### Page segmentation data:
□ □ □ □

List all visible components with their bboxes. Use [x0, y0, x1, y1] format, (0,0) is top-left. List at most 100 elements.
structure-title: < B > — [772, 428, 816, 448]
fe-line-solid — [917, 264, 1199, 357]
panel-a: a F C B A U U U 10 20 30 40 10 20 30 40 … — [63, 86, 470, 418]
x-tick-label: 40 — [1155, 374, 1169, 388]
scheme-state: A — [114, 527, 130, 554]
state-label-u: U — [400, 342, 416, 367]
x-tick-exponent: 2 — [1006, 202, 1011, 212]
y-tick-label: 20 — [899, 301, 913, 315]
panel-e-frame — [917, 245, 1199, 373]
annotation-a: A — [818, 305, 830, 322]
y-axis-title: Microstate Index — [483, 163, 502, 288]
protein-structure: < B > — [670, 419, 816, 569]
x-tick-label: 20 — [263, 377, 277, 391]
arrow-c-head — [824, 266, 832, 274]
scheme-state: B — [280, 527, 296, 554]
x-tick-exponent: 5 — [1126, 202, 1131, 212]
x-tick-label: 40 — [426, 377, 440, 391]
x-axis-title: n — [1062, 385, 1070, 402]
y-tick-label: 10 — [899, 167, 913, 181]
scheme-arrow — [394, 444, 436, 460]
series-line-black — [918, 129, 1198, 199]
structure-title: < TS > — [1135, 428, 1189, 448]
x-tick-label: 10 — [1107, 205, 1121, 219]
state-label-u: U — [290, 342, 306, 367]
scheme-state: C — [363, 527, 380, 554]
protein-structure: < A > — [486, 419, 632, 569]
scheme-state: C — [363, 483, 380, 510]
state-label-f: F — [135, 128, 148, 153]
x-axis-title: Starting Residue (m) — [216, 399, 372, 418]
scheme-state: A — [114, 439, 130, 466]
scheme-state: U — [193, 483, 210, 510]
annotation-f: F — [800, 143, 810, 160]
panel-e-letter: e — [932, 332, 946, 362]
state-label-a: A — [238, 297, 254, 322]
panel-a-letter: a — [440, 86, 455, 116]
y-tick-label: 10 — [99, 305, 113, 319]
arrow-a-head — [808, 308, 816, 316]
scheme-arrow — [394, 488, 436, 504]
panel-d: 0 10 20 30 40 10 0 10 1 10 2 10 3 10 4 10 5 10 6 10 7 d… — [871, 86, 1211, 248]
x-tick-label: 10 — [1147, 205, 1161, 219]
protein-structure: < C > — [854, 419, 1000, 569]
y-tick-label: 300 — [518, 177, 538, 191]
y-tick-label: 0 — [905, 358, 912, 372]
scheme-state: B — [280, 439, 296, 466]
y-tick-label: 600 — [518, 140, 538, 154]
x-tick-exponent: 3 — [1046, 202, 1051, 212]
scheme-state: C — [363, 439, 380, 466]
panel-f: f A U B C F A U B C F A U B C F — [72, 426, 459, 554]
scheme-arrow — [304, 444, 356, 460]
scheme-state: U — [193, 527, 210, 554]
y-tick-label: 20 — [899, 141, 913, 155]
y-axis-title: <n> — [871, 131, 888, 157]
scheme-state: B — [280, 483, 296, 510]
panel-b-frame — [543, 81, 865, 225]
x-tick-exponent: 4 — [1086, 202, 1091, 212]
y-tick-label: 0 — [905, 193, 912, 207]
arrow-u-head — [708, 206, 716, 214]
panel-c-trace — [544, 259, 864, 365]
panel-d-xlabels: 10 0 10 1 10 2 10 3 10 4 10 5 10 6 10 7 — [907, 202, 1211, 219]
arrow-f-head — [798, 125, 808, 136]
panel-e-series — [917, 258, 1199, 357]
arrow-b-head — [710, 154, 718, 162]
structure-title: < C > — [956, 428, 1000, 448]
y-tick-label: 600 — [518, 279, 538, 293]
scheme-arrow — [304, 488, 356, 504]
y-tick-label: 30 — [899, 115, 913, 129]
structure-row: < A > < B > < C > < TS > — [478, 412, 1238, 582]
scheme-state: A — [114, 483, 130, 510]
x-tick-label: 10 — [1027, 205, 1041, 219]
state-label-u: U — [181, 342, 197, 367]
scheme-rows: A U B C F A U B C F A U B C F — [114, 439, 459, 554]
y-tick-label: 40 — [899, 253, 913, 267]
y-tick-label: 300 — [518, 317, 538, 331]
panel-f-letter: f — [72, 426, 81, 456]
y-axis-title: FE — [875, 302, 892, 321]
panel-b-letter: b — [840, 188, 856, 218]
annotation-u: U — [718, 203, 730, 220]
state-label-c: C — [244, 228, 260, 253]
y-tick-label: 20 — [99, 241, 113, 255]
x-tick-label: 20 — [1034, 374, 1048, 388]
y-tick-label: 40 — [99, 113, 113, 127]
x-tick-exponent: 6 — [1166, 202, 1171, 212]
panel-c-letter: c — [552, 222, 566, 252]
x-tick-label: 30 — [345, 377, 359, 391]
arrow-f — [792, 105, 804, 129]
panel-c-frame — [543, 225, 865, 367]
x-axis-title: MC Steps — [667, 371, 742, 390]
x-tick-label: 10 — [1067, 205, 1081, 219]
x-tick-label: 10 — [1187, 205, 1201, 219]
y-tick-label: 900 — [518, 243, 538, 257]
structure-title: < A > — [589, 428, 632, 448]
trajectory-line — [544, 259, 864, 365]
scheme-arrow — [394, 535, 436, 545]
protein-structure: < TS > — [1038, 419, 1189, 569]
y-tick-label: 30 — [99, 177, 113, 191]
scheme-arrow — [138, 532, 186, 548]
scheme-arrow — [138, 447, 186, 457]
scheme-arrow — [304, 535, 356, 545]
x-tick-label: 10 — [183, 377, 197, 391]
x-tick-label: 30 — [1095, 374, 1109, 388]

□ □ □ □

### What you have to do:
Pull out every line in the data above that has the word "protein".

### Response below:
protein-structure: < B > — [670, 419, 816, 569]
protein-structure: < A > — [486, 419, 632, 569]
protein-structure: < C > — [854, 419, 1000, 569]
protein-structure: < TS > — [1038, 419, 1189, 569]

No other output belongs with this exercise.